Written tasks:
1. Using the Tomcat email thread, answer each question on its own line, marked (a), (b), and (c):
(a) How long does Jen say she has been in computing?
(b) On what date was Mark Thomas's message sent?
(c) Which section does Mark say Jen appears to have missed?
2. Extend the Tomcat email thread past its final sentence.

Page text:
## BEGIN

Posted by "Mead, Jen L" <Me...@con-way.com>.
Thanks.  I am in the process of testing.  The earlier answer from Chris suggested that I might need some additional modules / libraries.  I am following it step by step and I do see the unix part.

I have sent my windows domain people a request to create a Kerberos key and an account I can test with.  However, they provided one on a box I did not have root on and it was way too frustrating trying to get unix admin in India to understand what to do.  I now have a sandbox environment with root and am trying different things, it has not worked so far.

Have you tried using this documentation?  If not then please don't comment on how easy it is and straight forward.  I am doing my best and have been in computing, unix in particular, for over 30yrs.

Regards,
Jen

-----Original Message-----
From: Mark Thomas [mailto:markt@apache.org] 
Sent: Thursday, September 20, 2012 10:09 AM
To: Tomcat Users List
Subject: RE: very basic question about apache and tomcat



"Mead, Jen L" <Me...@con-way.com> wrote:

>Yes, I did not find that useful.  It is very vague to say the least.

You are the one being vague. You are not being very forthcoming. That page provides detailed, step-by-step configuration instructions. As I said, the page assumes Tomcat is running on a Windows machine but that may be necessary for Windows authentication to work. I haven't tested it and performing that testing is at the end of a long to do list. There is nothing stopping you from testing this.
 
>If I am missing something please let me know.  I want to use Built-in 
>Tomcat support.

You appear to have missed the section entitled "built-in Tomcat support" which is an exact match for what you are looking for.

## END

Information supplied:
## BEGIN

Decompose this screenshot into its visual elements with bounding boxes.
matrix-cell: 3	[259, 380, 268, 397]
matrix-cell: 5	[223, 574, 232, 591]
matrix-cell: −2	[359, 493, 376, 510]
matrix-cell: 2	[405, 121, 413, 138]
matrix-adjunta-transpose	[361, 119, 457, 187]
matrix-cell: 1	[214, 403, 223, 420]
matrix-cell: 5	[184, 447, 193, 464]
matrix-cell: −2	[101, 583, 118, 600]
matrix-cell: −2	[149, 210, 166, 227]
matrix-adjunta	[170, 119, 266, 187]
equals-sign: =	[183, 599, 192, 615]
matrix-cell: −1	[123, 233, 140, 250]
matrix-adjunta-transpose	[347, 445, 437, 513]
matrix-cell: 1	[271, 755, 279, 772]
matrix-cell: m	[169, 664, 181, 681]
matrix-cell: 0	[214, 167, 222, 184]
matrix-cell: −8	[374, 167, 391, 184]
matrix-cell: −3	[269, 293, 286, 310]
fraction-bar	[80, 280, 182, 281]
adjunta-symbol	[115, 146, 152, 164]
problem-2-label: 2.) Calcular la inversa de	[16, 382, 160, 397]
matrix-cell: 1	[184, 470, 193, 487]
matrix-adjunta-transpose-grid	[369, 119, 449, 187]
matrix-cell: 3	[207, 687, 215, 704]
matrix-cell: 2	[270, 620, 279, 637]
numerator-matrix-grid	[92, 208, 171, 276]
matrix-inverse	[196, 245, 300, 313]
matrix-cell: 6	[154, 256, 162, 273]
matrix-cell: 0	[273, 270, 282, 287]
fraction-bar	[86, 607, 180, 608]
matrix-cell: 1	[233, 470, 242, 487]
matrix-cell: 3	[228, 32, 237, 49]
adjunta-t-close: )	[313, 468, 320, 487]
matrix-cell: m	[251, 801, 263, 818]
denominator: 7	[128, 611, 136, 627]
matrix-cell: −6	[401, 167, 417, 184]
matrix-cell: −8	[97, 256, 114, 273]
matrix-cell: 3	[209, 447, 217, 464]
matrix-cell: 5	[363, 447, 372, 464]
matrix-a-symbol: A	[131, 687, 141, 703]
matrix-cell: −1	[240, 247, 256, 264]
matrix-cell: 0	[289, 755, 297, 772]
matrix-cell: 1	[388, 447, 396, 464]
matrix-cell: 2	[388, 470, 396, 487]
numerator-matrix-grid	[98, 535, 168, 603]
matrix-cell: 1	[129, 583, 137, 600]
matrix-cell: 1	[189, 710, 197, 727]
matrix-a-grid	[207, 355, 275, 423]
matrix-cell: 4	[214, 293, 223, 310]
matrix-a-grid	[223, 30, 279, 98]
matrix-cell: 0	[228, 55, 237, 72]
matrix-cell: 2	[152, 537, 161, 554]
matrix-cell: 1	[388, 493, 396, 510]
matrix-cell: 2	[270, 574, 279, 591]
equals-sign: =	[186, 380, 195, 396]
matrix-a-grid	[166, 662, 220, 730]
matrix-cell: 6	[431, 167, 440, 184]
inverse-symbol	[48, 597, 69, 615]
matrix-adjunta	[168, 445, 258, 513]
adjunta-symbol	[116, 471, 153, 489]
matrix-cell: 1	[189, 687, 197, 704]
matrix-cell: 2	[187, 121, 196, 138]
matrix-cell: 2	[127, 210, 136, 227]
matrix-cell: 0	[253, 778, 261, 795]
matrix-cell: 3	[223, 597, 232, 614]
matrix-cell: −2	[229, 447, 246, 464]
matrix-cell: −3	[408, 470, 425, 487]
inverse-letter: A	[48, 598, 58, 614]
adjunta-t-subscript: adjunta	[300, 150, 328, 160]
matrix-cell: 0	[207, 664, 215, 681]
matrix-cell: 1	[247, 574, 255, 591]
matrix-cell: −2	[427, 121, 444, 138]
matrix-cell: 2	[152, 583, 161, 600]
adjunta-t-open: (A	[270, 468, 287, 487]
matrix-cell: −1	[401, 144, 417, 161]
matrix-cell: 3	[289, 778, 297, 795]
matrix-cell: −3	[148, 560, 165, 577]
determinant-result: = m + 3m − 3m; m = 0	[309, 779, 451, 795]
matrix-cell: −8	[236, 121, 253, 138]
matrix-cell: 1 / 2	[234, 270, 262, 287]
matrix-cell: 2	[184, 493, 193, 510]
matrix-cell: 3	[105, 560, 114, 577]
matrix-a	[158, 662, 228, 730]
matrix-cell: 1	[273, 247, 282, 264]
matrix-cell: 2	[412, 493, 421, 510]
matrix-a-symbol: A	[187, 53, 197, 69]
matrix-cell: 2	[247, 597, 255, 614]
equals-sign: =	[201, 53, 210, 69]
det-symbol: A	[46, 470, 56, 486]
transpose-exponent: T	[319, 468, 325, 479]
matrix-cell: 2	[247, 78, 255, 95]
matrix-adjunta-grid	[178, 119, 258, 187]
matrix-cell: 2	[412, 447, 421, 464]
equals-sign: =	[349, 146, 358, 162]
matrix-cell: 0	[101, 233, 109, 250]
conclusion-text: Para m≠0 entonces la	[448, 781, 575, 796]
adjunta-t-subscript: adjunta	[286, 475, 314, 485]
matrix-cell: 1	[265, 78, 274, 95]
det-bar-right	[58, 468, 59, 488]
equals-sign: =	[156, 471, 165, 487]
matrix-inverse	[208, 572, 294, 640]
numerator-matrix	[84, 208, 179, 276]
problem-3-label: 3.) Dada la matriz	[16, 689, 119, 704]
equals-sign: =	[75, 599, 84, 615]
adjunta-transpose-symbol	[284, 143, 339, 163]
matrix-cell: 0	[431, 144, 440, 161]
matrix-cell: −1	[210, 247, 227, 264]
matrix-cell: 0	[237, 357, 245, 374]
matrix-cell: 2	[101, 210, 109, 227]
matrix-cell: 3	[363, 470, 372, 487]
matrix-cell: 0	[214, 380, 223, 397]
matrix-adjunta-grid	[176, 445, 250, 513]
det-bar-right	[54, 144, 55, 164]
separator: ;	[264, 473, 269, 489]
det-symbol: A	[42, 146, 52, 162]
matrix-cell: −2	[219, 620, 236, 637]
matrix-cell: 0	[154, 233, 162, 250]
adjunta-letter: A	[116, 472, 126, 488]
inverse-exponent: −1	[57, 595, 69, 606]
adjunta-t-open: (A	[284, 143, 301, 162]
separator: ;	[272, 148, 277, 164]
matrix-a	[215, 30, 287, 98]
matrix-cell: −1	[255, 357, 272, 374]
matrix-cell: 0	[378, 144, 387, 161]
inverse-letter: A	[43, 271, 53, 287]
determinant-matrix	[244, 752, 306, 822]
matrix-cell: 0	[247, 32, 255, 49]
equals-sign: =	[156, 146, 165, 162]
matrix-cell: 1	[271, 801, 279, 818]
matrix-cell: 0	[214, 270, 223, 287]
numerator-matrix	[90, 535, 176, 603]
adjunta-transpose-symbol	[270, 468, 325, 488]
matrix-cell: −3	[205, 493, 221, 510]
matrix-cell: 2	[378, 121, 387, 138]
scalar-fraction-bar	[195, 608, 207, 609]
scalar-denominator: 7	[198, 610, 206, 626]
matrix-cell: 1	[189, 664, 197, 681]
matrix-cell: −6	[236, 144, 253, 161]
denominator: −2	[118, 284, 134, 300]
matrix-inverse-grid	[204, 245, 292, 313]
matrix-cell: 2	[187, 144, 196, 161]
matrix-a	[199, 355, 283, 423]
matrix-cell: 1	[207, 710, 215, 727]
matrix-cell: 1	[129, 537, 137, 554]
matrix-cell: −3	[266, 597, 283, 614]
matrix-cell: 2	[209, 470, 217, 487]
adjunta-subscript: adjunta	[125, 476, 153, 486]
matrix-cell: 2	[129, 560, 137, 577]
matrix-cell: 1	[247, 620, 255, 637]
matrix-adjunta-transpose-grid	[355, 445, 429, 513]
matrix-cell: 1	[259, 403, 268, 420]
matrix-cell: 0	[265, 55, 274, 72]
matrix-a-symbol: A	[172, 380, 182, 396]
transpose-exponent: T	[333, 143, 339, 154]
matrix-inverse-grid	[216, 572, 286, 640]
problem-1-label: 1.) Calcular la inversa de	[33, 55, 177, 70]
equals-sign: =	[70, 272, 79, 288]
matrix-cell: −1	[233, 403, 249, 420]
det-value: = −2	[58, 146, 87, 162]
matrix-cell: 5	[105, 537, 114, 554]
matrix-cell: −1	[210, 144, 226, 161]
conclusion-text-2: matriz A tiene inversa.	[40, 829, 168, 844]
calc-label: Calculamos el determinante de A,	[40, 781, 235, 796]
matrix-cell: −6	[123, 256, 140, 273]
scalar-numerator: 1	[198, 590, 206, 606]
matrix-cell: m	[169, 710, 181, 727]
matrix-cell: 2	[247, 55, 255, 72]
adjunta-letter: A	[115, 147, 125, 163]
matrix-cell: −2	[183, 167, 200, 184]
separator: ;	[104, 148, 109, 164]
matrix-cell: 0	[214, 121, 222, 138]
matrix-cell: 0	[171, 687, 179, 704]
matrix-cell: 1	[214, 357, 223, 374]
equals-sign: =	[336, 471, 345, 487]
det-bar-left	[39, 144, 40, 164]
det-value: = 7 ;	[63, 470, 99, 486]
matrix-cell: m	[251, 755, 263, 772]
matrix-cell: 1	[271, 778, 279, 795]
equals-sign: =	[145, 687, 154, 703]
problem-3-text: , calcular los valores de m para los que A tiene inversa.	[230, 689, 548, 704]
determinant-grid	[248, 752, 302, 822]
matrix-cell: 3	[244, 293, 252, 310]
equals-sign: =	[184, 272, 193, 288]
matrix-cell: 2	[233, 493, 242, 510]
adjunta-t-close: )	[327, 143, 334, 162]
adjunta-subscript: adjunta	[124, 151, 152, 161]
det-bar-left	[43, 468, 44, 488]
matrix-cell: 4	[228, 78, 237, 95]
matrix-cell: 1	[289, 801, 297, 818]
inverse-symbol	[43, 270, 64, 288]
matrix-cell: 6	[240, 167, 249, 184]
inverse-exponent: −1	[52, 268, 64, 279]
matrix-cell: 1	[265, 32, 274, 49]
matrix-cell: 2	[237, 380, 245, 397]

## END
## BEGIN

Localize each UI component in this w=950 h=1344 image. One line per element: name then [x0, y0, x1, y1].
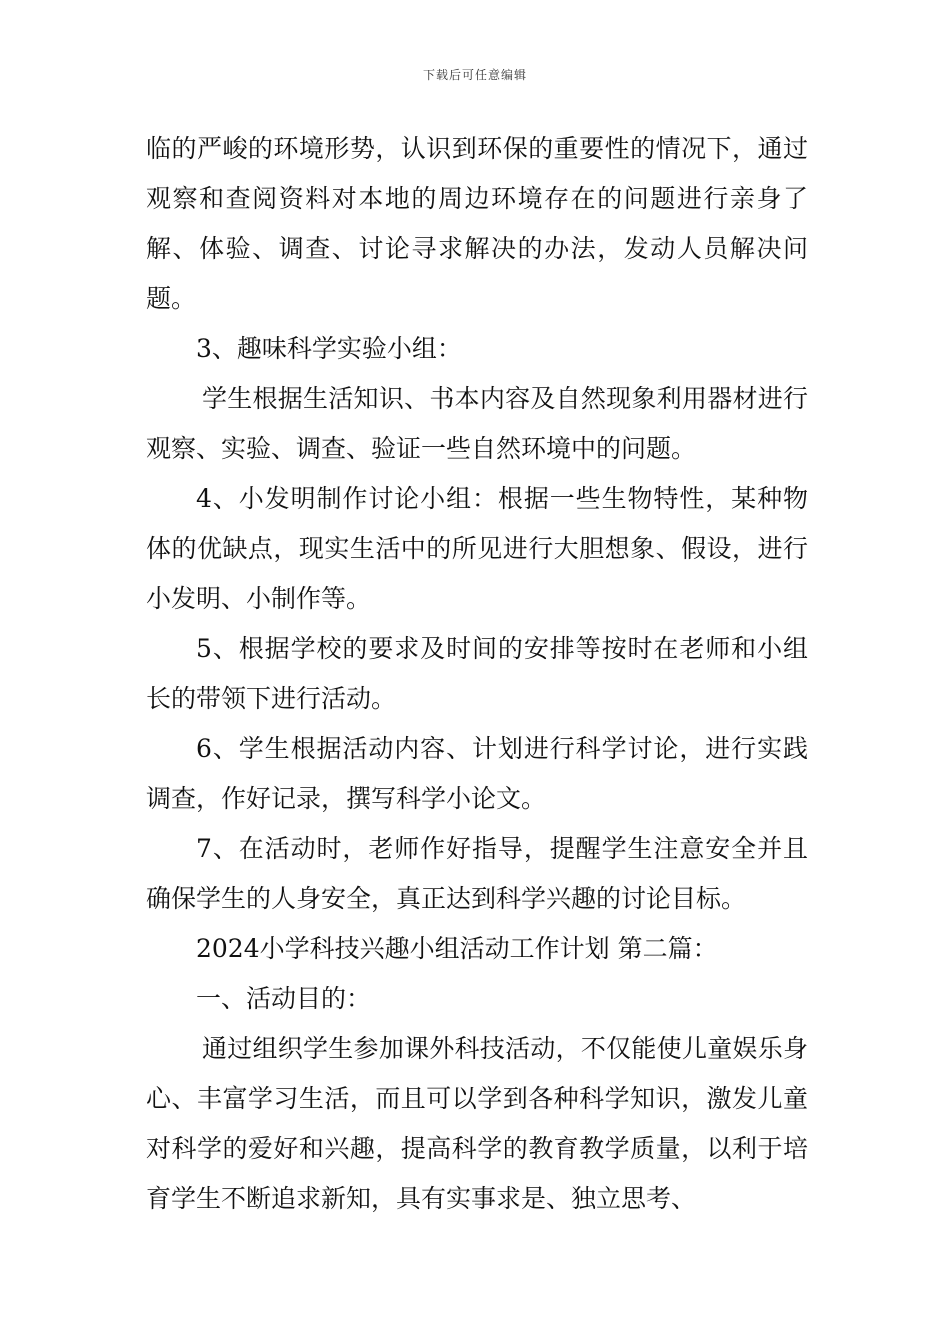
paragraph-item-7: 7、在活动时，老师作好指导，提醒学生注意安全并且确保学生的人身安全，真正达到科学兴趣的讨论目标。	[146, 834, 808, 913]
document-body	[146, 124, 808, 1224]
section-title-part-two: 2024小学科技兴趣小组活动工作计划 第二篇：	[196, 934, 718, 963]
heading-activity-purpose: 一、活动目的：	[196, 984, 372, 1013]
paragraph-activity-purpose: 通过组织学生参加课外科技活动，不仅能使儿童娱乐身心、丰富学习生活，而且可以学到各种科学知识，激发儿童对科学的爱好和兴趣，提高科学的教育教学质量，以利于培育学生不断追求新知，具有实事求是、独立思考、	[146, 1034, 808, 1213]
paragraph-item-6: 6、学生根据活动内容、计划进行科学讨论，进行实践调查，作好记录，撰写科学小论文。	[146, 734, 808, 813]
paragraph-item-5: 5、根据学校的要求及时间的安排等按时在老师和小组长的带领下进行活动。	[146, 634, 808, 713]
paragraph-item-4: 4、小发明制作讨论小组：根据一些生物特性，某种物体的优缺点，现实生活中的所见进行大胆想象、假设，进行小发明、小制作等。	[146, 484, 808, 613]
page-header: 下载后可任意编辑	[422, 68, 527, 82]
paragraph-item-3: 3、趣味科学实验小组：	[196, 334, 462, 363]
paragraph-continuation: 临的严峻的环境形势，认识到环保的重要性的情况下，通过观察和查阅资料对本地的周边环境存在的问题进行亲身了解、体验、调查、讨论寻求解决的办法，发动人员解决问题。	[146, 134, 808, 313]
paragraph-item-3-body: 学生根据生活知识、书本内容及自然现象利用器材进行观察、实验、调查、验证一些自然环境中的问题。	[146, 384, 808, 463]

## END
## BEGIN

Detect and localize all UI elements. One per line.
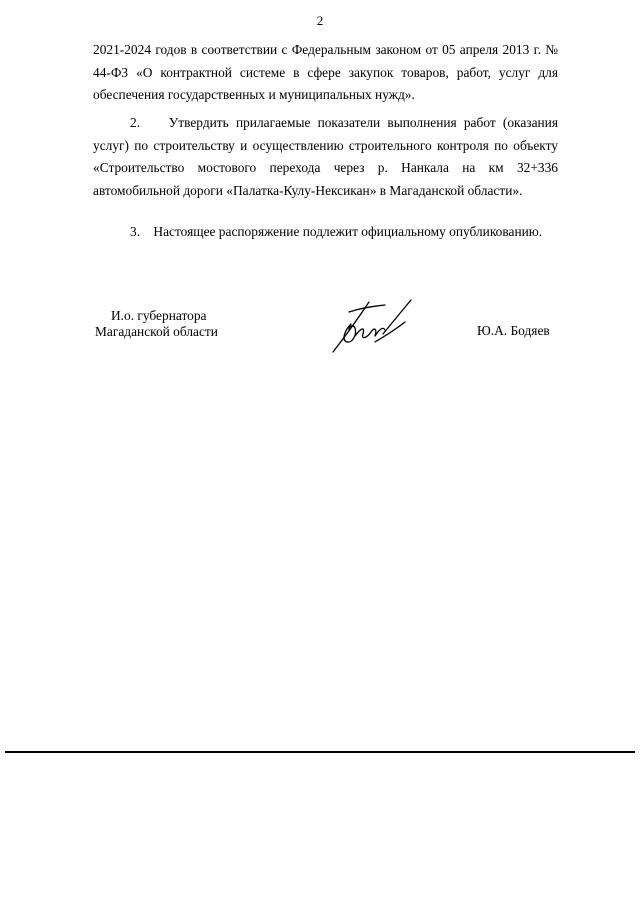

## END

Results of the tasks:
1.
(a) Over 30 years.
(b) Thursday, September 20, 2012.
(c) The section entitled "built-in Tomcat support."

2.
Mark


>
>Jen
>
>-----Original Message-----
>From: Mark Thomas [mailto:markt@apache.org]
>Sent: Thursday, September 20, 2012 9:20 AM
>To: Tomcat Users List
>Subject: RE: very basic question about apache and tomcat
>
>"Mead, Jen L" <Me...@con-way.com> wrote:
>
>>Hi Chris,
>>
>>I met you at a PERL conference years and years ago along with a bunch 
>>of other people you met.  Anyways.  Exactly what I am trying to do is 
>>allow folks to use their web browser (I would like to stick with
>tomcat
>>7.0.27 on aix 6.1) from their windows workstation and authenticate 
>>against the windows domain.  I am hoping this can be accomplished 
>>without creating unix accounts.  The permissions for it, page access
>or
>>run the tool would reside in the tomcat configuration side, but all 
>>authentification would be from the windows side.  If you can tell me 
>>how to do that I would be pretty happy.  I cannot find documentation
>on
>>how to do it
>
>Did you find this?
>
>http://tomcat.apache.org/tomcat-7.0-doc/windows-auth-howto.html
>
>I haven't tested this when Tomcat is on a non-Windows platform. It is 
>certainly possible for this to work although whether any other pieces 
>(such as samba) are required and what their configuration might be I 
>don't know. OTOH, it might just work.
>
>I'll add looking at this to my to do list but it is a long list...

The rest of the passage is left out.